Records excerpted from a collection:
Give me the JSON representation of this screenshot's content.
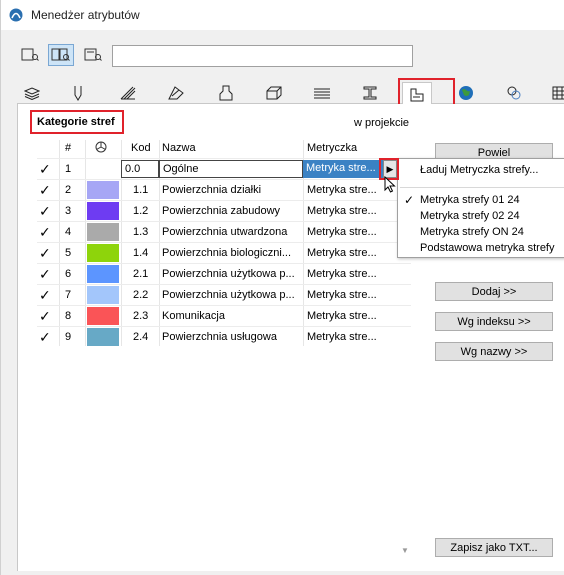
{
  "window": {
    "title": "Menedżer atrybutów"
  },
  "toolbar": {
    "view_icons": [
      "list-view-icon",
      "compare-view-icon",
      "detail-view-icon"
    ],
    "search_value": ""
  },
  "tabs": [
    {
      "icon": "layers-icon"
    },
    {
      "icon": "pen-icon"
    },
    {
      "icon": "line-type-icon"
    },
    {
      "icon": "fill-icon"
    },
    {
      "icon": "surface-icon"
    },
    {
      "icon": "building-material-icon"
    },
    {
      "icon": "composite-icon"
    },
    {
      "icon": "profile-icon"
    },
    {
      "icon": "zone-category-icon",
      "selected": true
    },
    {
      "icon": "globe-icon"
    },
    {
      "icon": "mep-icon"
    },
    {
      "icon": "grid-icon"
    }
  ],
  "panel": {
    "title": "Kategorie stref",
    "in_project_label": "w projekcie"
  },
  "table": {
    "headers": {
      "num": "#",
      "color_icon": "color-wheel-icon",
      "code": "Kod",
      "name": "Nazwa",
      "metric": "Metryczka"
    },
    "rows": [
      {
        "checked": true,
        "num": "1",
        "color": "#ffffff",
        "code": "0.0",
        "name": "Ogólne",
        "metric": "Metryka stre...",
        "selected": true
      },
      {
        "checked": true,
        "num": "2",
        "color": "#a6a6f5",
        "code": "1.1",
        "name": "Powierzchnia działki",
        "metric": "Metryka stre..."
      },
      {
        "checked": true,
        "num": "3",
        "color": "#6e3cf2",
        "code": "1.2",
        "name": "Powierzchnia zabudowy",
        "metric": "Metryka stre..."
      },
      {
        "checked": true,
        "num": "4",
        "color": "#aaaaaa",
        "code": "1.3",
        "name": "Powierzchnia utwardzona",
        "metric": "Metryka stre..."
      },
      {
        "checked": true,
        "num": "5",
        "color": "#8ed40b",
        "code": "1.4",
        "name": "Powierzchnia biologiczni...",
        "metric": "Metryka stre..."
      },
      {
        "checked": true,
        "num": "6",
        "color": "#5c95ff",
        "code": "2.1",
        "name": "Powierzchnia użytkowa p...",
        "metric": "Metryka stre..."
      },
      {
        "checked": true,
        "num": "7",
        "color": "#a3c6fb",
        "code": "2.2",
        "name": "Powierzchnia użytkowa p...",
        "metric": "Metryka stre..."
      },
      {
        "checked": true,
        "num": "8",
        "color": "#fa5457",
        "code": "2.3",
        "name": "Komunikacja",
        "metric": "Metryka stre..."
      },
      {
        "checked": true,
        "num": "9",
        "color": "#67a9c6",
        "code": "2.4",
        "name": "Powierzchnia usługowa",
        "metric": "Metryka stre..."
      }
    ]
  },
  "buttons": {
    "duplicate": "Powiel",
    "add": "Dodaj >>",
    "by_index": "Wg indeksu >>",
    "by_name": "Wg nazwy >>",
    "save_txt": "Zapisz jako TXT..."
  },
  "menu": {
    "load_label": "Ładuj Metryczka strefy...",
    "items": [
      {
        "label": "Metryka strefy 01 24",
        "checked": true
      },
      {
        "label": "Metryka strefy 02 24",
        "checked": false
      },
      {
        "label": "Metryka strefy ON 24",
        "checked": false
      },
      {
        "label": "Podstawowa metryka strefy",
        "checked": false
      }
    ]
  },
  "colors": {
    "highlight": "#e0222b",
    "selection": "#3b82c4",
    "accent_active": "#cde4f7"
  }
}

• _Your instructions_: Will you set down the records word for word while leaving out every picture?

• _Exercise result_:
Give me the JSON representation of this screenshot's content.
{
  "window": {
    "title": "Menedżer atrybutów"
  },
  "toolbar": {
    "view_icons": [
      "list-view-icon",
      "compare-view-icon",
      "detail-view-icon"
    ],
    "search_value": ""
  },
  "tabs": [
    {
      "icon": "layers-icon"
    },
    {
      "icon": "pen-icon"
    },
    {
      "icon": "line-type-icon"
    },
    {
      "icon": "fill-icon"
    },
    {
      "icon": "surface-icon"
    },
    {
      "icon": "building-material-icon"
    },
    {
      "icon": "composite-icon"
    },
    {
      "icon": "profile-icon"
    },
    {
      "icon": "zone-category-icon",
      "selected": true
    },
    {
      "icon": "globe-icon"
    },
    {
      "icon": "mep-icon"
    },
    {
      "icon": "grid-icon"
    }
  ],
  "panel": {
    "title": "Kategorie stref",
    "in_project_label": "w projekcie"
  },
  "table": {
    "headers": {
      "num": "#",
      "color_icon": "color-wheel-icon",
      "code": "Kod",
      "name": "Nazwa",
      "metric": "Metryczka"
    },
    "rows": [
      {
        "checked": true,
        "num": "1",
        "color": "#ffffff",
        "code": "0.0",
        "name": "Ogólne",
        "metric": "Metryka stre...",
        "selected": true
      },
      {
        "checked": true,
        "num": "2",
        "color": "#a6a6f5",
        "code": "1.1",
        "name": "Powierzchnia działki",
        "metric": "Metryka stre..."
      },
      {
        "checked": true,
        "num": "3",
        "color": "#6e3cf2",
        "code": "1.2",
        "name": "Powierzchnia zabudowy",
        "metric": "Metryka stre..."
      },
      {
        "checked": true,
        "num": "4",
        "color": "#aaaaaa",
        "code": "1.3",
        "name": "Powierzchnia utwardzona",
        "metric": "Metryka stre..."
      },
      {
        "checked": true,
        "num": "5",
        "color": "#8ed40b",
        "code": "1.4",
        "name": "Powierzchnia biologiczni...",
        "metric": "Metryka stre..."
      },
      {
        "checked": true,
        "num": "6",
        "color": "#5c95ff",
        "code": "2.1",
        "name": "Powierzchnia użytkowa p...",
        "metric": "Metryka stre..."
      },
      {
        "checked": true,
        "num": "7",
        "color": "#a3c6fb",
        "code": "2.2",
        "name": "Powierzchnia użytkowa p...",
        "metric": "Metryka stre..."
      },
      {
        "checked": true,
        "num": "8",
        "color": "#fa5457",
        "code": "2.3",
        "name": "Komunikacja",
        "metric": "Metryka stre..."
      },
      {
        "checked": true,
        "num": "9",
        "color": "#67a9c6",
        "code": "2.4",
        "name": "Powierzchnia usługowa",
        "metric": "Metryka stre..."
      }
    ]
  },
  "buttons": {
    "duplicate": "Powiel",
    "add": "Dodaj >>",
    "by_index": "Wg indeksu >>",
    "by_name": "Wg nazwy >>",
    "save_txt": "Zapisz jako TXT..."
  },
  "menu": {
    "load_label": "Ładuj Metryczka strefy...",
    "items": [
      {
        "label": "Metryka strefy 01 24",
        "checked": true
      },
      {
        "label": "Metryka strefy 02 24",
        "checked": false
      },
      {
        "label": "Metryka strefy ON 24",
        "checked": false
      },
      {
        "label": "Podstawowa metryka strefy",
        "checked": false
      }
    ]
  },
  "colors": {
    "highlight": "#e0222b",
    "selection": "#3b82c4",
    "accent_active": "#cde4f7"
  }
}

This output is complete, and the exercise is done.